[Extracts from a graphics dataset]
################

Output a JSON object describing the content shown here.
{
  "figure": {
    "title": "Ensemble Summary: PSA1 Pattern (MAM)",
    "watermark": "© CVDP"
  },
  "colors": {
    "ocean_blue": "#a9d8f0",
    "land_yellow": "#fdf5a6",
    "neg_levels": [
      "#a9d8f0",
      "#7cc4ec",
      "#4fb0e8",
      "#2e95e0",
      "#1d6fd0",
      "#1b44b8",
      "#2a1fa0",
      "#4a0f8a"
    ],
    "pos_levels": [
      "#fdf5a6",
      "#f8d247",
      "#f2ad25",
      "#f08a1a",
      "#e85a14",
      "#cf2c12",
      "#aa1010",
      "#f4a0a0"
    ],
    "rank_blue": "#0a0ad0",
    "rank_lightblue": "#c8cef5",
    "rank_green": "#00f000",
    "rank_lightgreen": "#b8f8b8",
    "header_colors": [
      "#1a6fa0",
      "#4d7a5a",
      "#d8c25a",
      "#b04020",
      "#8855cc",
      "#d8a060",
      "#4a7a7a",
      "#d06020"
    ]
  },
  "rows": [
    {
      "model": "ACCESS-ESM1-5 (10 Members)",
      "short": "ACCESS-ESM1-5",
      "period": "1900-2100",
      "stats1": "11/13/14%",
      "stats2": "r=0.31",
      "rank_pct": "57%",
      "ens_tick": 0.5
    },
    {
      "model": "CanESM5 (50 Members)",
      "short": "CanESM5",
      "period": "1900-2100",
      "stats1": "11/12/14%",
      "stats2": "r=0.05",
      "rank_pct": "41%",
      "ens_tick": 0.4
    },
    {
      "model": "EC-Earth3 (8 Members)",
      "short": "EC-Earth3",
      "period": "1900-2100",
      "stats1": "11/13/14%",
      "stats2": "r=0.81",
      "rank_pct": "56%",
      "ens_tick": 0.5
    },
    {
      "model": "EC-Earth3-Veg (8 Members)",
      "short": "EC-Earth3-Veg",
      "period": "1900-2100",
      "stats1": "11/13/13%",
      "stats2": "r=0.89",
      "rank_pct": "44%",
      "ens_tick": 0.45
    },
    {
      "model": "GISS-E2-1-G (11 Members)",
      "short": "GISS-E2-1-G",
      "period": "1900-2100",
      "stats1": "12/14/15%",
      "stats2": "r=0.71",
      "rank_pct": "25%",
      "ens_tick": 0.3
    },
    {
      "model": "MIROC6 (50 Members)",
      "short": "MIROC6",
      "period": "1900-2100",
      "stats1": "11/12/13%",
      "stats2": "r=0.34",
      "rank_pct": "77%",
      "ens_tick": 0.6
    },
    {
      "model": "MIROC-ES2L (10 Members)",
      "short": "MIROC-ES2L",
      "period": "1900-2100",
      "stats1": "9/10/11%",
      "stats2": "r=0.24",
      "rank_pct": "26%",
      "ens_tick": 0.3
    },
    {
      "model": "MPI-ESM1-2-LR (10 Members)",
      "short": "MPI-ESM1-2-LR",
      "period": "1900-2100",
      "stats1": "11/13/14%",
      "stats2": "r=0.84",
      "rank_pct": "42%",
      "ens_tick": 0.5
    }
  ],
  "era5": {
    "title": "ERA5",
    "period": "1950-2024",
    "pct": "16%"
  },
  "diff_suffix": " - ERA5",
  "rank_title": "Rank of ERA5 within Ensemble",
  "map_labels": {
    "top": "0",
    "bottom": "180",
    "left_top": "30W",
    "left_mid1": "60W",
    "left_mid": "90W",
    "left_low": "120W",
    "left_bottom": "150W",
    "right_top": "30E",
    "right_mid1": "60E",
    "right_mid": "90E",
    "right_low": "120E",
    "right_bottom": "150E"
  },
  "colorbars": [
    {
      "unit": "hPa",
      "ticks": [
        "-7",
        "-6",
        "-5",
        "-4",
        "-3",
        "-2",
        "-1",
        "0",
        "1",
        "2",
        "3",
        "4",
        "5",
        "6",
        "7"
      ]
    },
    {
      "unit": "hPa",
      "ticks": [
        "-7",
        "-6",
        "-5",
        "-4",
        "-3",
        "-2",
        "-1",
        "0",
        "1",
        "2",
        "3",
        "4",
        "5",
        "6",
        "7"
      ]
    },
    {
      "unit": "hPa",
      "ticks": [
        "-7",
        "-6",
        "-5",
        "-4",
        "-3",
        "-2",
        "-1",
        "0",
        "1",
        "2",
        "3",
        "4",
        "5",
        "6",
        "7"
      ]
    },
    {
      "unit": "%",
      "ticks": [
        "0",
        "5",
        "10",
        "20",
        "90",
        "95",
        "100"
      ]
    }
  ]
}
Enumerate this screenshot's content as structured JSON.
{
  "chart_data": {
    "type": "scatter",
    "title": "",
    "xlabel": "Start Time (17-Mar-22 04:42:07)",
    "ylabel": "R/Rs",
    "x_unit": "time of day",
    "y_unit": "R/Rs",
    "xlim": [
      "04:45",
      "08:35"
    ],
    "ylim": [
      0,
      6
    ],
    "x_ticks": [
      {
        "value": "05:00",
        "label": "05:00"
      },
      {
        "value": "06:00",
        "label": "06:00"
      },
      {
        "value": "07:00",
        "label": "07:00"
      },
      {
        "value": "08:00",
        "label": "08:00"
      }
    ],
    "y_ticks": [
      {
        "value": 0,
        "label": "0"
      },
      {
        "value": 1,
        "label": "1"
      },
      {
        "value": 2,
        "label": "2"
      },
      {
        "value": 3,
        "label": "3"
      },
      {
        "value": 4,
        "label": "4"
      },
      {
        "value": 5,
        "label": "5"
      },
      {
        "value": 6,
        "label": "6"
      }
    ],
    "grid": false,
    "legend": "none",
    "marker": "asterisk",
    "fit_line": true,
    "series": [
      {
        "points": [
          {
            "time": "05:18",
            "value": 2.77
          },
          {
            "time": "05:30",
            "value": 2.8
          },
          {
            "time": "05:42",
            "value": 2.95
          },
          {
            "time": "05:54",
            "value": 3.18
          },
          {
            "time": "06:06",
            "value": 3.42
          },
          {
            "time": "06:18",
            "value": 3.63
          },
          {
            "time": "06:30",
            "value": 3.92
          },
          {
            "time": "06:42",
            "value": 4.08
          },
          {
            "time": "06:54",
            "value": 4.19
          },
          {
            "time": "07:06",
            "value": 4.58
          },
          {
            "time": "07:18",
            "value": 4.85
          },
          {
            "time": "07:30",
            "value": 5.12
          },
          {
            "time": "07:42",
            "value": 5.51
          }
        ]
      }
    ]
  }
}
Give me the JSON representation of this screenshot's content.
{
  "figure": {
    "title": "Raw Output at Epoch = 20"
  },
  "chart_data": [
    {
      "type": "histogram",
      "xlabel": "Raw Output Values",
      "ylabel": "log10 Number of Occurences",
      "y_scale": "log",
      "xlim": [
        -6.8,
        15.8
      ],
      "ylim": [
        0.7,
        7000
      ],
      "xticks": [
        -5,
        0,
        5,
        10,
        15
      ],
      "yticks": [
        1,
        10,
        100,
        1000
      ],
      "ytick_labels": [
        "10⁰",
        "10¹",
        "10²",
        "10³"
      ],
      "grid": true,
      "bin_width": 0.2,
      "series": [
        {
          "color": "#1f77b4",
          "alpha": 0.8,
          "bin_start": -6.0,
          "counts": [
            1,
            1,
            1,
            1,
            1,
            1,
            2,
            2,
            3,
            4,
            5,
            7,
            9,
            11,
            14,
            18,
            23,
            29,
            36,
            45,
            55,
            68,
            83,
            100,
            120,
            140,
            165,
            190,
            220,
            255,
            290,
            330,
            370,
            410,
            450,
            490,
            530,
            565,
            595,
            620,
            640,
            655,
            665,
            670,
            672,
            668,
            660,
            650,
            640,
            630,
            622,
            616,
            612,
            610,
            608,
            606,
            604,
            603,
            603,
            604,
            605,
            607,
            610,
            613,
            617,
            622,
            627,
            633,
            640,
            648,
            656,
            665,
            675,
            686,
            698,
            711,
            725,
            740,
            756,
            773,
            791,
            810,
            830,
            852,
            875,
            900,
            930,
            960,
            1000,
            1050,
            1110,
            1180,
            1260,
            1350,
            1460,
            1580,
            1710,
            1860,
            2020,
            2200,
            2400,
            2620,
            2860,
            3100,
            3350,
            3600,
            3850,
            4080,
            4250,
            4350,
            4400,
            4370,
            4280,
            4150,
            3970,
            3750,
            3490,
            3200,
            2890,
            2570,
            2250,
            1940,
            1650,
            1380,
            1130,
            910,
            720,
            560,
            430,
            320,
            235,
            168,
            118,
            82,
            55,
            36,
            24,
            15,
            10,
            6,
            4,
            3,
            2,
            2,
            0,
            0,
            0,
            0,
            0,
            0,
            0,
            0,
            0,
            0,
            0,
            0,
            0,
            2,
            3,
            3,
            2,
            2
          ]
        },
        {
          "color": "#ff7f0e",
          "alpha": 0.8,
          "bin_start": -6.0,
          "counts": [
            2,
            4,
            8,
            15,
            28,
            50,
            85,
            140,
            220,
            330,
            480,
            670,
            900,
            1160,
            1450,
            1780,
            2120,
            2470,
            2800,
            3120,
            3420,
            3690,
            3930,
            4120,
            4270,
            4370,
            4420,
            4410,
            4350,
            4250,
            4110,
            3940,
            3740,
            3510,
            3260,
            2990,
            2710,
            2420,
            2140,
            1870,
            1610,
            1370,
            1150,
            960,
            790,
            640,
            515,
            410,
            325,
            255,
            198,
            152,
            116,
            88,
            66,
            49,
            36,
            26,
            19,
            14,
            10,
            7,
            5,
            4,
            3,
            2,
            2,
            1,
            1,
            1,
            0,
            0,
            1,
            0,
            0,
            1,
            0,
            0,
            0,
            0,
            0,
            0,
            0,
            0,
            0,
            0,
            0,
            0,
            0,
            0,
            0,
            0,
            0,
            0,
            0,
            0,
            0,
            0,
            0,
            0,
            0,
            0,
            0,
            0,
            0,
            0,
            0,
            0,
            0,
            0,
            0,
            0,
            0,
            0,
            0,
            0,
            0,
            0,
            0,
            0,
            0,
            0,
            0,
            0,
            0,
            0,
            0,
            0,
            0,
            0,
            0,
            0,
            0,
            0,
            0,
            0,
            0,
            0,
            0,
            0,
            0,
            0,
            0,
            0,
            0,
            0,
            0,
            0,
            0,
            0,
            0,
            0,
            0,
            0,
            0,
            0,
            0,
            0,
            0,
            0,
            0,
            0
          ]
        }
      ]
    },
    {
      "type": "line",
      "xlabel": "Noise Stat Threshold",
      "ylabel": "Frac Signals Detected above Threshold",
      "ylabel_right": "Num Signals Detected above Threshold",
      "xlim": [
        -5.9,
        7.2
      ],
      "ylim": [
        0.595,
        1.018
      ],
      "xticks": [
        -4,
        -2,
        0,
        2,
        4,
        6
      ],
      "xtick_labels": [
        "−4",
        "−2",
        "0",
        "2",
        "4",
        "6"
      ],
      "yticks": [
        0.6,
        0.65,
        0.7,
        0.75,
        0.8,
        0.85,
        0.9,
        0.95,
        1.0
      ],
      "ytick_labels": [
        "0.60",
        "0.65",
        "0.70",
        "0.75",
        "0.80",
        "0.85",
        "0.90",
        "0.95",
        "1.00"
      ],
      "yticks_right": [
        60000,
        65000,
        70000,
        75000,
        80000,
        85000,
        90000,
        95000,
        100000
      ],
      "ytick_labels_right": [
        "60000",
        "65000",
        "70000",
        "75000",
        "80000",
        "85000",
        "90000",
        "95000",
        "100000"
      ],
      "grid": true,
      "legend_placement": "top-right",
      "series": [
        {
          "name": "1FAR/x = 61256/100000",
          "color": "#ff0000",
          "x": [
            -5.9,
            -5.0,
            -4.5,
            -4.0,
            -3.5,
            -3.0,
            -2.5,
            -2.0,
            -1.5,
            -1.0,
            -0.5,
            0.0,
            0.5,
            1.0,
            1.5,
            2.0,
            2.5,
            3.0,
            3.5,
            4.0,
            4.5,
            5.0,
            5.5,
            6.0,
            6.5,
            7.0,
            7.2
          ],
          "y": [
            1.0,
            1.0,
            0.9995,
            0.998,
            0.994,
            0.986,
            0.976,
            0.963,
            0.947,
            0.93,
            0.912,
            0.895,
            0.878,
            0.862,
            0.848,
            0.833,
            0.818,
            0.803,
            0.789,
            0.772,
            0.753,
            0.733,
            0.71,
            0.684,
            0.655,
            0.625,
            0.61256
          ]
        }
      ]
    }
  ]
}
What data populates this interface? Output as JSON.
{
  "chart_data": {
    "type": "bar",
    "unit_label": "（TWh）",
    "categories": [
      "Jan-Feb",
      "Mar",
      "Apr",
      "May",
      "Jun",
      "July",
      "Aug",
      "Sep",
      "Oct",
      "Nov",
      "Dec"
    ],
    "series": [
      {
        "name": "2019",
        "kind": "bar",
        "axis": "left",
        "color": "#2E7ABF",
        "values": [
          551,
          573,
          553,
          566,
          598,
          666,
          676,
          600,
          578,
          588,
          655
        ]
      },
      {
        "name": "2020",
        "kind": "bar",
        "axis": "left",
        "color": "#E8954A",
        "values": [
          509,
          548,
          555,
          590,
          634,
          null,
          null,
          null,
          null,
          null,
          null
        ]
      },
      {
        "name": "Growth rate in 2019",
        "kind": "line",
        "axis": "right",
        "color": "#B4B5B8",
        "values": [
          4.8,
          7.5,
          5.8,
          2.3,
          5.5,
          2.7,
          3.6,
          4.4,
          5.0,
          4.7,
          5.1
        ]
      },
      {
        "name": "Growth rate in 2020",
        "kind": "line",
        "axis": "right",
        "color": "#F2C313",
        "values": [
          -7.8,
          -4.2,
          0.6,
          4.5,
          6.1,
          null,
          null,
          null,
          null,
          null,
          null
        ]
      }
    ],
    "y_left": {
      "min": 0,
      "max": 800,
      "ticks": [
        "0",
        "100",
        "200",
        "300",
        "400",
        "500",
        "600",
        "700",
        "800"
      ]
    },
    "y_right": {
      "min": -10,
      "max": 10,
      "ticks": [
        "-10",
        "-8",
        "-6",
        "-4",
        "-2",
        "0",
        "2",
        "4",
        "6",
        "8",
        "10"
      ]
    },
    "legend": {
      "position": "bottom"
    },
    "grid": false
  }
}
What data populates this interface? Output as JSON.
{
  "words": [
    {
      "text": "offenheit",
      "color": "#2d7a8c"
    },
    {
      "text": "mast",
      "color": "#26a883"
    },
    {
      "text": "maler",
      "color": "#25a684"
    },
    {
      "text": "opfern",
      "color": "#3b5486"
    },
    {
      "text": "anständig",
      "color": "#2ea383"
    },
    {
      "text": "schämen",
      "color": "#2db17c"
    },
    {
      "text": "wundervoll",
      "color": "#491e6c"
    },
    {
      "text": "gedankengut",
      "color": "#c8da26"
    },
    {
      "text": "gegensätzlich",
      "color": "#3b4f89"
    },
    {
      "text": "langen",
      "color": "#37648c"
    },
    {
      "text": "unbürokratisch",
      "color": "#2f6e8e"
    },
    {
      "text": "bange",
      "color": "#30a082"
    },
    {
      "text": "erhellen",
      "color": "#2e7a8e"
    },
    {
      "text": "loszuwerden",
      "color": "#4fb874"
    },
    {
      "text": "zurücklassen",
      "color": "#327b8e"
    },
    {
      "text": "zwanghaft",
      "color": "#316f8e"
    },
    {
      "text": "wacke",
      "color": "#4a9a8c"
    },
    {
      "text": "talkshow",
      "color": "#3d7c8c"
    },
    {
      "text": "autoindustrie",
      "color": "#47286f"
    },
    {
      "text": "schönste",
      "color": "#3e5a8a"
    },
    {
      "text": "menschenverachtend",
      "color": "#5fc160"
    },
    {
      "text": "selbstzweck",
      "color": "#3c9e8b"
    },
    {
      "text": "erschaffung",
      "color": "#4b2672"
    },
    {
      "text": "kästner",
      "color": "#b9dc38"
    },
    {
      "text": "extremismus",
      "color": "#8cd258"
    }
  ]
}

################

> GIVEN INSTRUCTION
From the data above, show each line that contains "Output".

> RESULT
Output a JSON object describing the content shown here.
    "title": "Raw Output at Epoch = 20"
      "xlabel": "Raw Output Values",
What data populates this interface? Output as JSON.
What data populates this interface? Output as JSON.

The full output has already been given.